- **Exercise brief**: Could you copy exactly the lines from the one containing "Type out the text in this image." through the last line of the records below, leaving out any pictures?

====

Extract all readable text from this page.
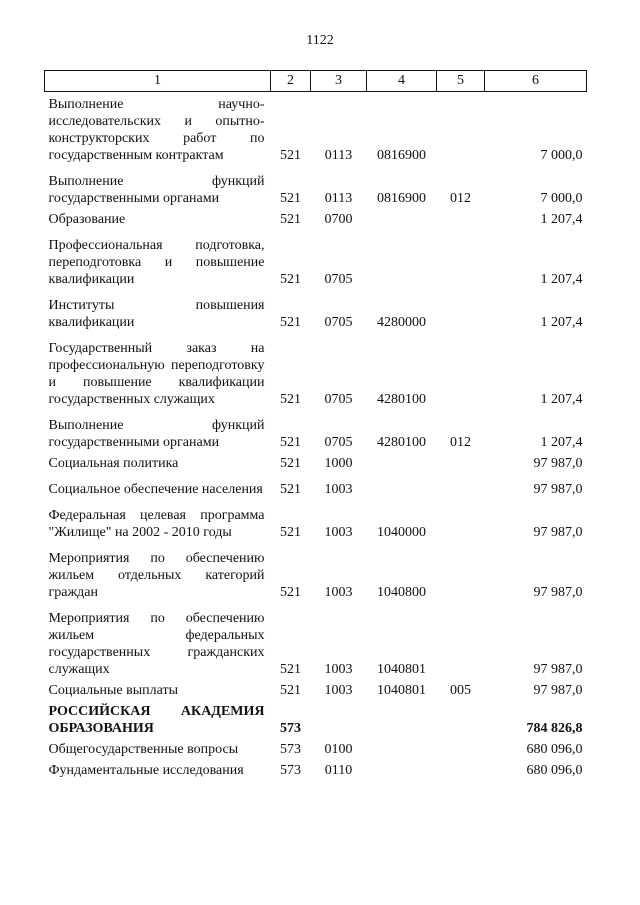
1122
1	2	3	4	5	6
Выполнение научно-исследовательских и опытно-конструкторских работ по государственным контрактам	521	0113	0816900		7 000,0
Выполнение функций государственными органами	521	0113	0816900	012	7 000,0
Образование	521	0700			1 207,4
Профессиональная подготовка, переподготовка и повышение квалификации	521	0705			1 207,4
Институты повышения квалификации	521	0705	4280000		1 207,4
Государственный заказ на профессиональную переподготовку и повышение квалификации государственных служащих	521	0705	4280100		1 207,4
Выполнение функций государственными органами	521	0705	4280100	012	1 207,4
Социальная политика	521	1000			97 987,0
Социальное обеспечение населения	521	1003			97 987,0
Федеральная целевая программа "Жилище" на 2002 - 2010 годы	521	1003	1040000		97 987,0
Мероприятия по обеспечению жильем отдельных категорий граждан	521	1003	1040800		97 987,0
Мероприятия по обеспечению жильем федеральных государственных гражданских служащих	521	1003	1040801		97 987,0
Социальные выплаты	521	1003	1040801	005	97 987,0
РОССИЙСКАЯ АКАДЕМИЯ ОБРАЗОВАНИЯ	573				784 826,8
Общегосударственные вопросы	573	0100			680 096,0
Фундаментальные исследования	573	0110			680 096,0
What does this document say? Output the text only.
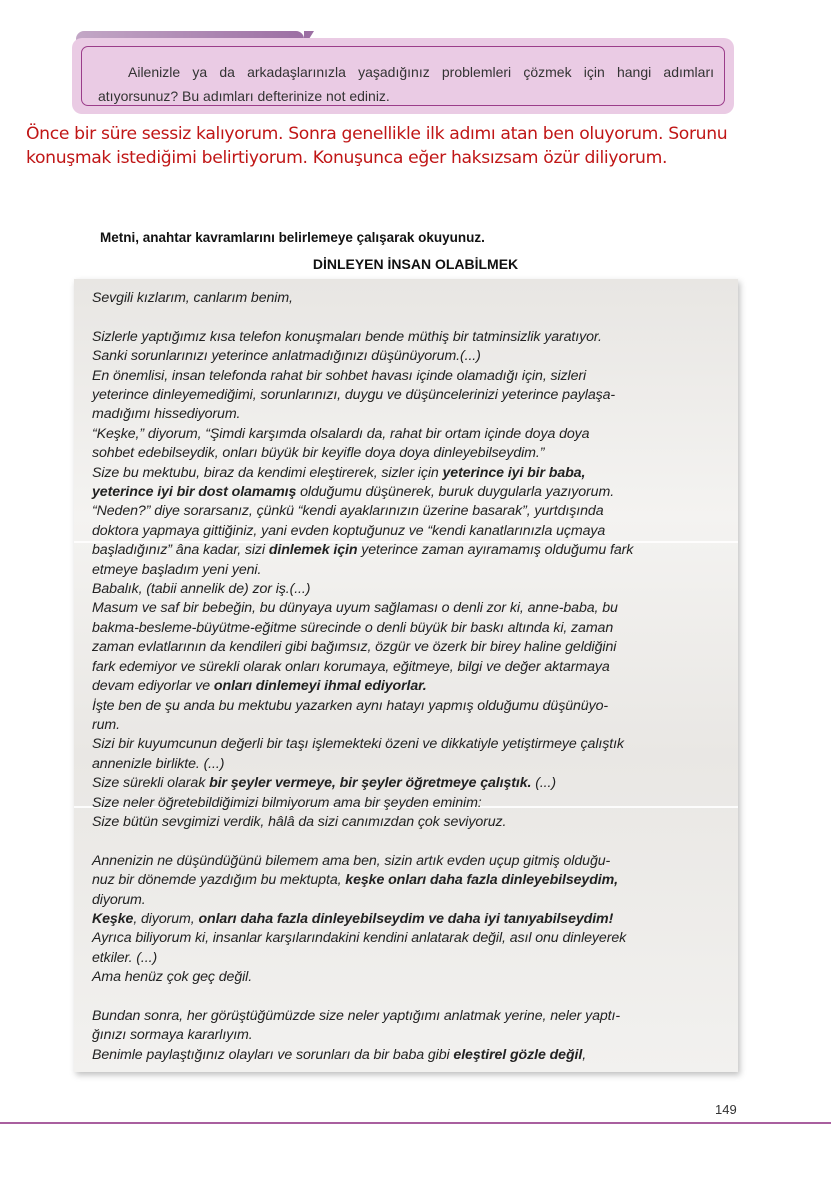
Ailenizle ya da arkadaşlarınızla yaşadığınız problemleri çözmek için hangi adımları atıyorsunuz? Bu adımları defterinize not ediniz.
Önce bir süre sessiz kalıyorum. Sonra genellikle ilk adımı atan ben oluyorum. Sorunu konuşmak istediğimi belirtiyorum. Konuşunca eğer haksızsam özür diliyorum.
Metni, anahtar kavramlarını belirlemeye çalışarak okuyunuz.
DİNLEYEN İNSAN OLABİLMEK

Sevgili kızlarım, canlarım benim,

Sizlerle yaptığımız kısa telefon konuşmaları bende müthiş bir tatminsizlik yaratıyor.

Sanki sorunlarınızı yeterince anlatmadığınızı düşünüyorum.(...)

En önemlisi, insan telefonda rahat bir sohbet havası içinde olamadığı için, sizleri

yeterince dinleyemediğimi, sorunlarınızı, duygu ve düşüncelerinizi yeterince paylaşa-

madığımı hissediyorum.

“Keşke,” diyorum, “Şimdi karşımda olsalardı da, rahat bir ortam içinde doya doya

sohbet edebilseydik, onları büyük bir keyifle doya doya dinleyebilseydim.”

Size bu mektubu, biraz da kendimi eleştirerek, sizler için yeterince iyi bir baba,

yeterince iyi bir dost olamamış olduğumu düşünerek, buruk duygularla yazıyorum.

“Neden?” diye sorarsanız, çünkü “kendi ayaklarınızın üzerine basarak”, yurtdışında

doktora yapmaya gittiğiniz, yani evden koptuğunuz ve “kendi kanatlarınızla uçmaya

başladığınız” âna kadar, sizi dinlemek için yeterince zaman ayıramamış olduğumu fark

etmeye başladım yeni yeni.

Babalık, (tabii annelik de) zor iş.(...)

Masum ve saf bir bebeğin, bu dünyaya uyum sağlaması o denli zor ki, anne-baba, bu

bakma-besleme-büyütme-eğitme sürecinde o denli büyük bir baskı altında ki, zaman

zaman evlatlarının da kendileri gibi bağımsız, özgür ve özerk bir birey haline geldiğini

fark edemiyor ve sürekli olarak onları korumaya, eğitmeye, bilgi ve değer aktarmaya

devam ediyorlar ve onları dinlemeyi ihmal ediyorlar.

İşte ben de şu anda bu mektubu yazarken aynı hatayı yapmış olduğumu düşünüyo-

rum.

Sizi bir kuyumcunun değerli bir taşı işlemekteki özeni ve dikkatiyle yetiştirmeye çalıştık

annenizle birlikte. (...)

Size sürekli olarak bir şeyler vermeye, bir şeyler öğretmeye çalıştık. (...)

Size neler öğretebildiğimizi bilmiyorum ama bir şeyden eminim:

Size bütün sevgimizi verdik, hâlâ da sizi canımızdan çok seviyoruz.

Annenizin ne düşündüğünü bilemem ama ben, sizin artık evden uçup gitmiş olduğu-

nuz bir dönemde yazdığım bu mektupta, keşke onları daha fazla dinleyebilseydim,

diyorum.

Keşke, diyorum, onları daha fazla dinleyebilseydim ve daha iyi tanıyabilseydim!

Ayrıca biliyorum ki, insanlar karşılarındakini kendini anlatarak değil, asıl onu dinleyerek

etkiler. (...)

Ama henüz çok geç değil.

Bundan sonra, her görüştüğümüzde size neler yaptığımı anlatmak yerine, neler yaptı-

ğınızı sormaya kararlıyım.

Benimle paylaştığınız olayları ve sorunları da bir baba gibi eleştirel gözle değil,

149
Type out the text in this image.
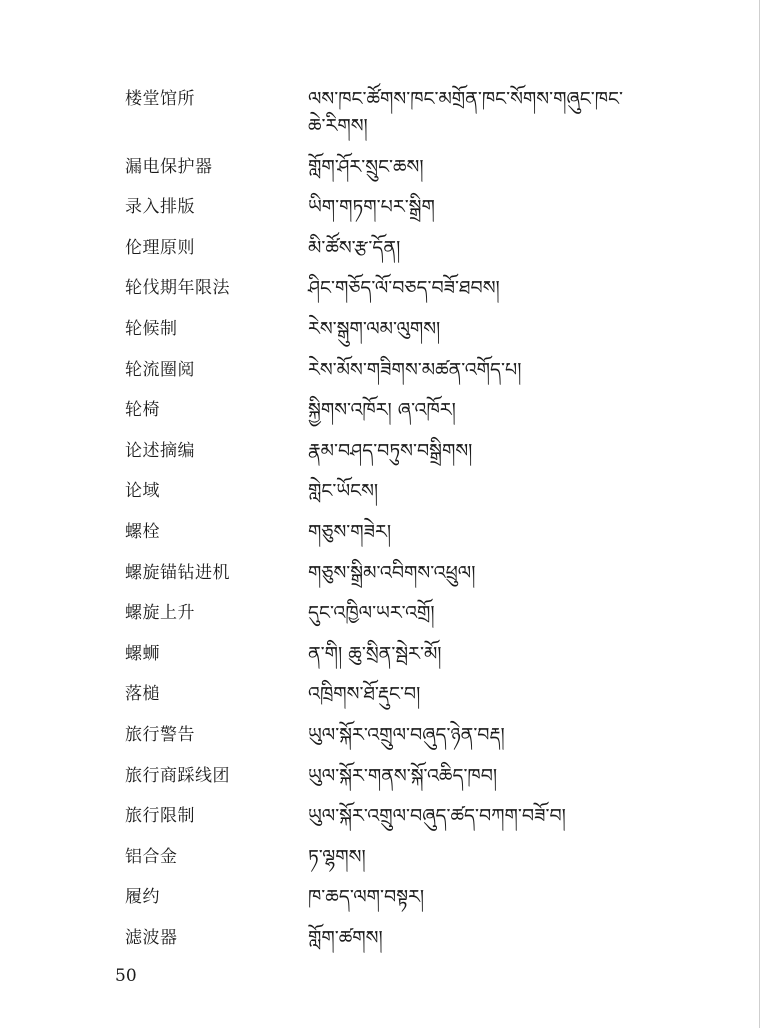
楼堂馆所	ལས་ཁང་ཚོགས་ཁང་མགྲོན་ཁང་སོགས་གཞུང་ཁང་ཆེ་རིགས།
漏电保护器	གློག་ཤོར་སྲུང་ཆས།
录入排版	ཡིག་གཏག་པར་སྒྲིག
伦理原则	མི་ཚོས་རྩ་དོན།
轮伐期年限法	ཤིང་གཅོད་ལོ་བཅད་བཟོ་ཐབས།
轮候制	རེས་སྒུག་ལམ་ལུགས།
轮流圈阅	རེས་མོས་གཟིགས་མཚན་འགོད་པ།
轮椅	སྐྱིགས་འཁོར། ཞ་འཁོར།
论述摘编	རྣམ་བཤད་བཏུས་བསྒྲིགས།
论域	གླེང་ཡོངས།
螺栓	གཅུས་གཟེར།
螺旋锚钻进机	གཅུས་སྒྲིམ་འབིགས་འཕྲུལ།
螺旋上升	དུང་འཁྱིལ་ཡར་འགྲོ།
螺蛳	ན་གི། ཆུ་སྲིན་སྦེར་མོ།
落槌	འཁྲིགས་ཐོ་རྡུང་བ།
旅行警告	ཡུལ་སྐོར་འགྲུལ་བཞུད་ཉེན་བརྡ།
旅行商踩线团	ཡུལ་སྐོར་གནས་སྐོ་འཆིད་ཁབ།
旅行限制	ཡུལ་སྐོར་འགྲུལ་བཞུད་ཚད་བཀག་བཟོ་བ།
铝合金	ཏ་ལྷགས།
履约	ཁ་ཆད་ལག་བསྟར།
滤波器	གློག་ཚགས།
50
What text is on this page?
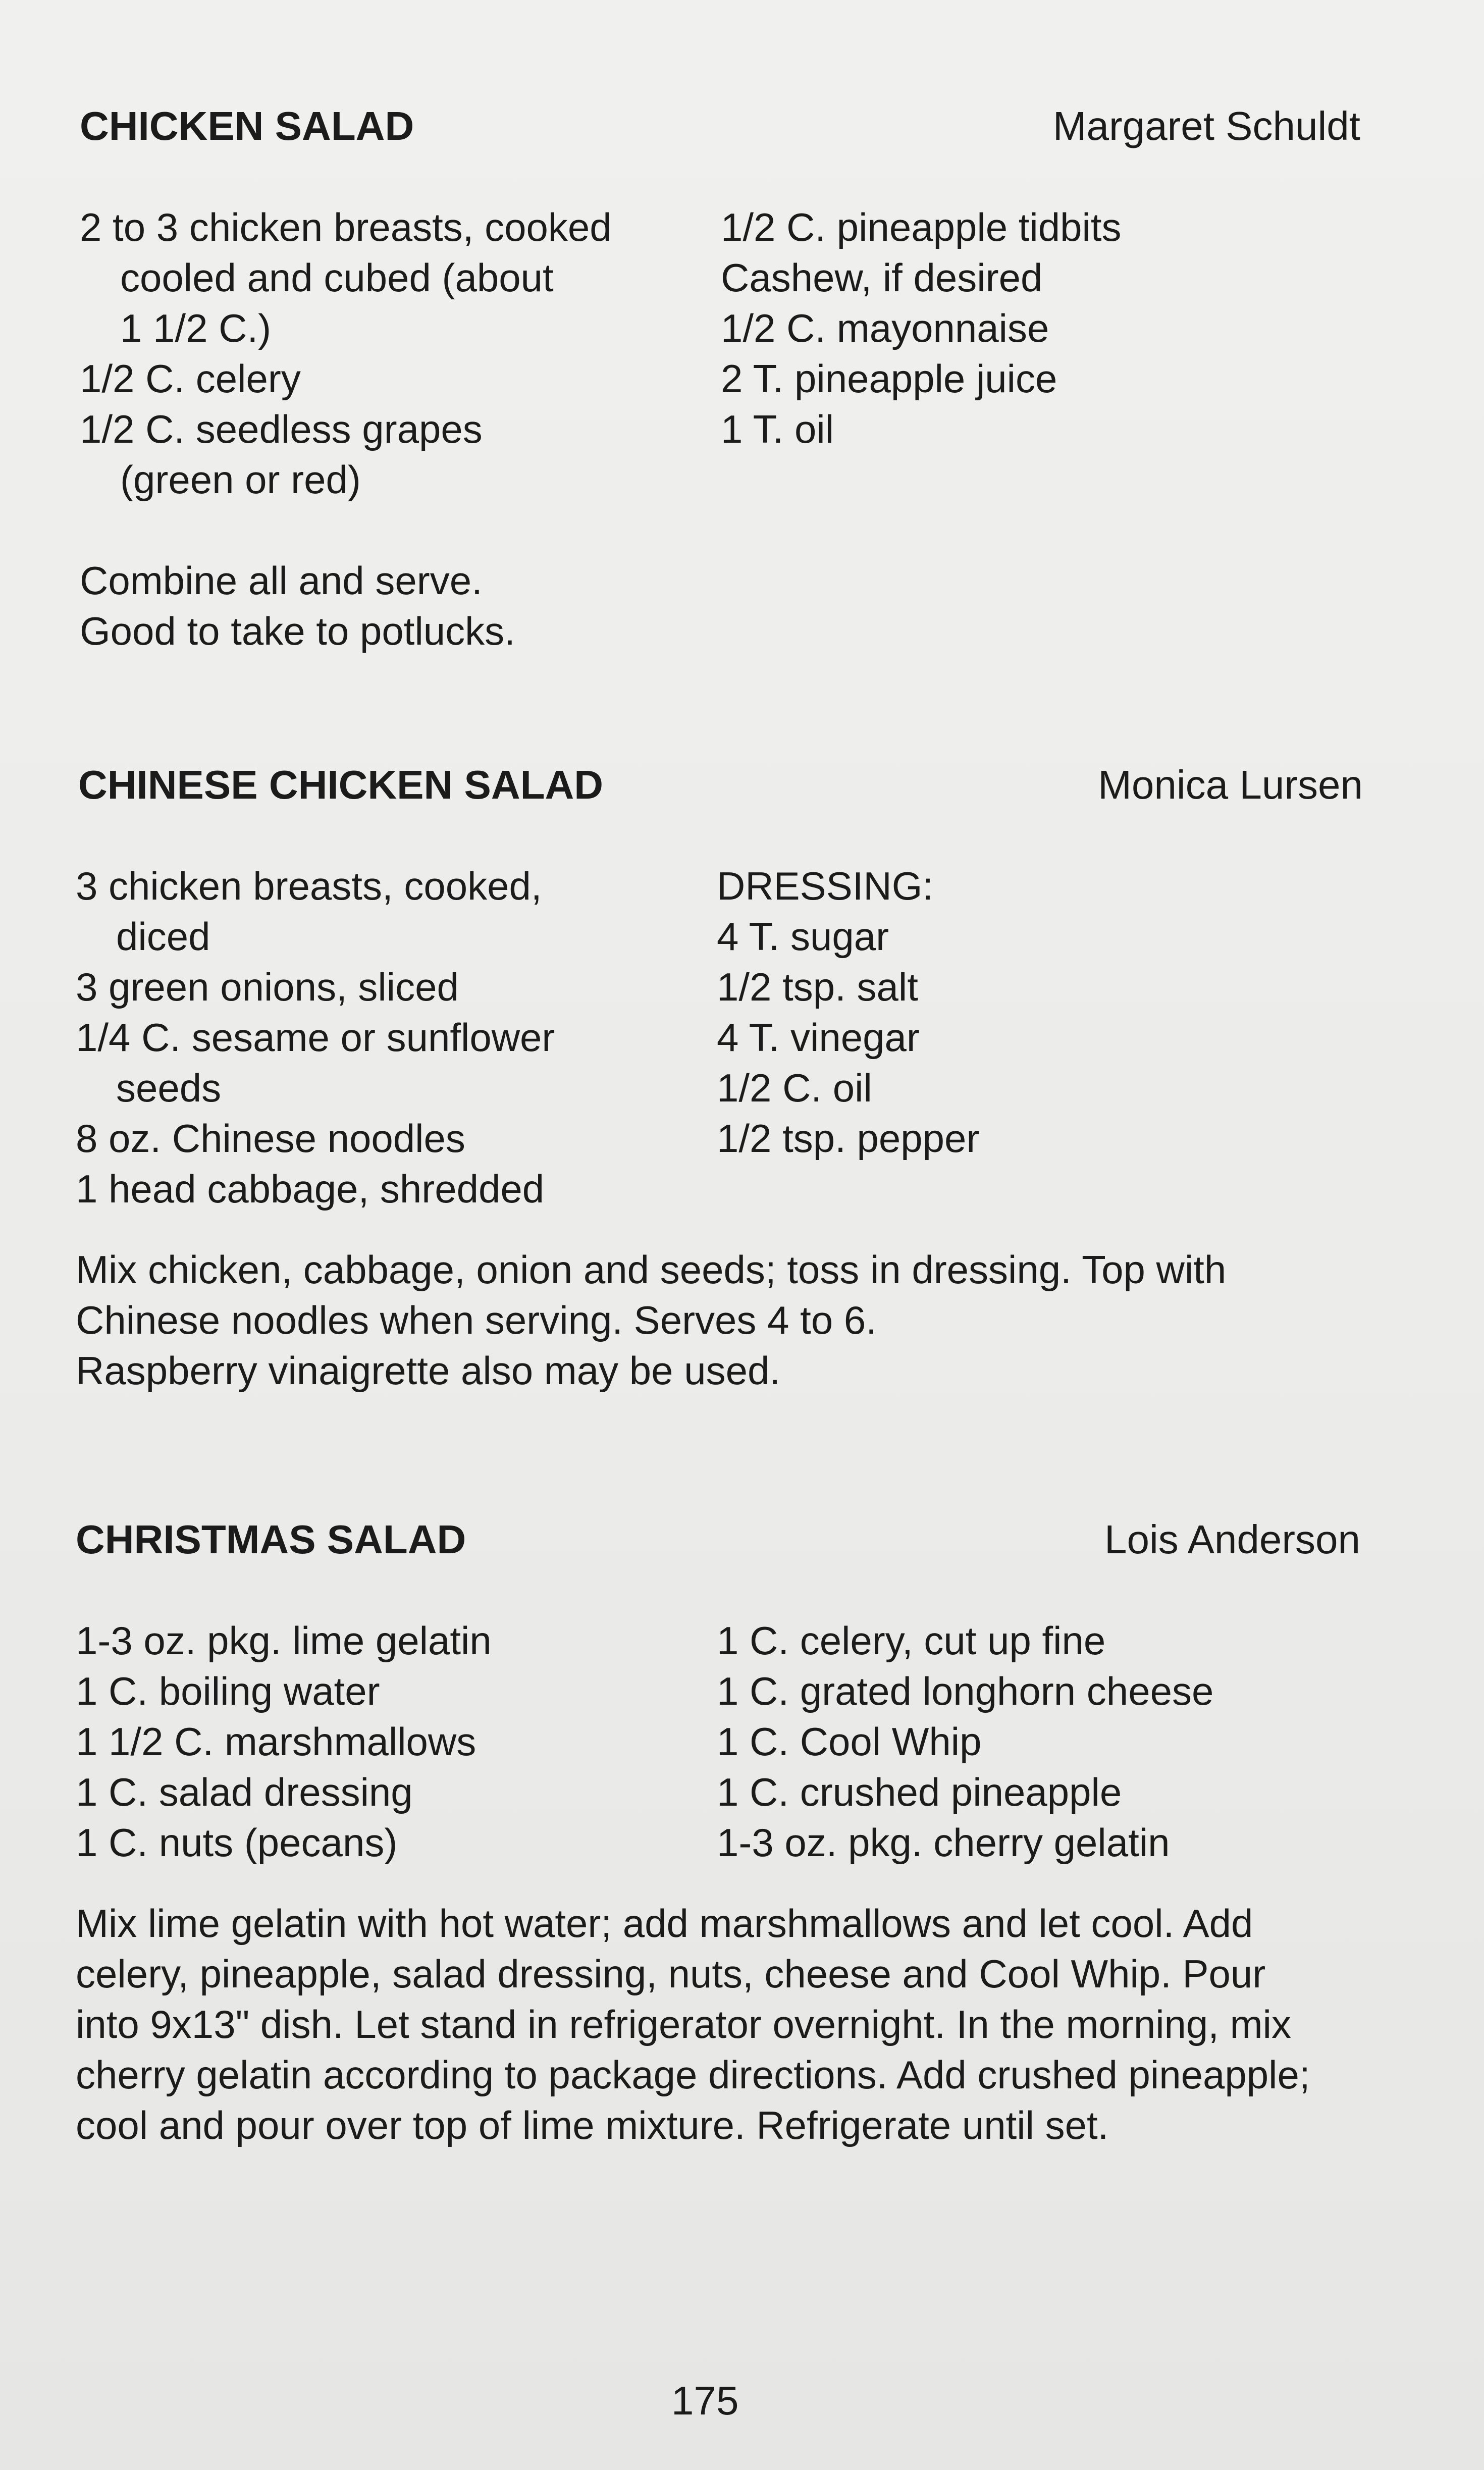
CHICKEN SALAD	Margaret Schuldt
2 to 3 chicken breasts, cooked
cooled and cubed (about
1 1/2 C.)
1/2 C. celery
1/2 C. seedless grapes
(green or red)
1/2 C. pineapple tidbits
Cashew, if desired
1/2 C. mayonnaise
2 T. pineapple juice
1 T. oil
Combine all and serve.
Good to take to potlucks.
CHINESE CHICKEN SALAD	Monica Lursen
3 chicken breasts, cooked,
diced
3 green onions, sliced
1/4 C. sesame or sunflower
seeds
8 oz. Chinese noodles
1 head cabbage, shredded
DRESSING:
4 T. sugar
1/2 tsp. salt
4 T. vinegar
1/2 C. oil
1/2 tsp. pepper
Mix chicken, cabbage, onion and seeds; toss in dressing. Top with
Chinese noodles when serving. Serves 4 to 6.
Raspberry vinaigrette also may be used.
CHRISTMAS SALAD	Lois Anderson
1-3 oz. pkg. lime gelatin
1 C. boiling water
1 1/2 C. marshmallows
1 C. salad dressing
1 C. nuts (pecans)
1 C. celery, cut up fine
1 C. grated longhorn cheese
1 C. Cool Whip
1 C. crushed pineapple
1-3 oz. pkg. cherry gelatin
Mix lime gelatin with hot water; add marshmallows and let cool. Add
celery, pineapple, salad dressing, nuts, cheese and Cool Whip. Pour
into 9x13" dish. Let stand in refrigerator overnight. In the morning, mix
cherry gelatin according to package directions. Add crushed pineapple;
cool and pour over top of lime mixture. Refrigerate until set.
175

====

- **The answer**:
Type out the text in this image.
楼堂馆所	ལས་ཁང་ཚོགས་ཁང་མགྲོན་ཁང་སོགས་གཞུང་ཁང་ཆེ་རིགས།
漏电保护器	གློག་ཤོར་སྲུང་ཆས།
录入排版	ཡིག་གཏག་པར་སྒྲིག
伦理原则	མི་ཚོས་རྩ་དོན།
轮伐期年限法	ཤིང་གཅོད་ལོ་བཅད་བཟོ་ཐབས།
轮候制	རེས་སྒུག་ལམ་ལུགས།
轮流圈阅	རེས་མོས་གཟིགས་མཚན་འགོད་པ།
轮椅	སྐྱིགས་འཁོར། ཞ་འཁོར།
论述摘编	རྣམ་བཤད་བཏུས་བསྒྲིགས།
论域	གླེང་ཡོངས།
螺栓	གཅུས་གཟེར།
螺旋锚钻进机	གཅུས་སྒྲིམ་འབིགས་འཕྲུལ།
螺旋上升	དུང་འཁྱིལ་ཡར་འགྲོ།
螺蛳	ན་གི། ཆུ་སྲིན་སྦེར་མོ།
落槌	འཁྲིགས་ཐོ་རྡུང་བ།
旅行警告	ཡུལ་སྐོར་འགྲུལ་བཞུད་ཉེན་བརྡ།
旅行商踩线团	ཡུལ་སྐོར་གནས་སྐོ་འཆིད་ཁབ།
旅行限制	ཡུལ་སྐོར་འགྲུལ་བཞུད་ཚད་བཀག་བཟོ་བ།
铝合金	ཏ་ལྷགས།
履约	ཁ་ཆད་ལག་བསྟར།
滤波器	གློག་ཚགས།
50
What text is on this page?
CHICKEN SALAD	Margaret Schuldt
2 to 3 chicken breasts, cooked
cooled and cubed (about
1 1/2 C.)
1/2 C. celery
1/2 C. seedless grapes
(green or red)
1/2 C. pineapple tidbits
Cashew, if desired
1/2 C. mayonnaise
2 T. pineapple juice
1 T. oil
Combine all and serve.
Good to take to potlucks.
CHINESE CHICKEN SALAD	Monica Lursen
3 chicken breasts, cooked,
diced
3 green onions, sliced
1/4 C. sesame or sunflower
seeds
8 oz. Chinese noodles
1 head cabbage, shredded
DRESSING:
4 T. sugar
1/2 tsp. salt
4 T. vinegar
1/2 C. oil
1/2 tsp. pepper
Mix chicken, cabbage, onion and seeds; toss in dressing. Top with
Chinese noodles when serving. Serves 4 to 6.
Raspberry vinaigrette also may be used.
CHRISTMAS SALAD	Lois Anderson
1-3 oz. pkg. lime gelatin
1 C. boiling water
1 1/2 C. marshmallows
1 C. salad dressing
1 C. nuts (pecans)
1 C. celery, cut up fine
1 C. grated longhorn cheese
1 C. Cool Whip
1 C. crushed pineapple
1-3 oz. pkg. cherry gelatin
Mix lime gelatin with hot water; add marshmallows and let cool. Add
celery, pineapple, salad dressing, nuts, cheese and Cool Whip. Pour
into 9x13" dish. Let stand in refrigerator overnight. In the morning, mix
cherry gelatin according to package directions. Add crushed pineapple;
cool and pour over top of lime mixture. Refrigerate until set.
175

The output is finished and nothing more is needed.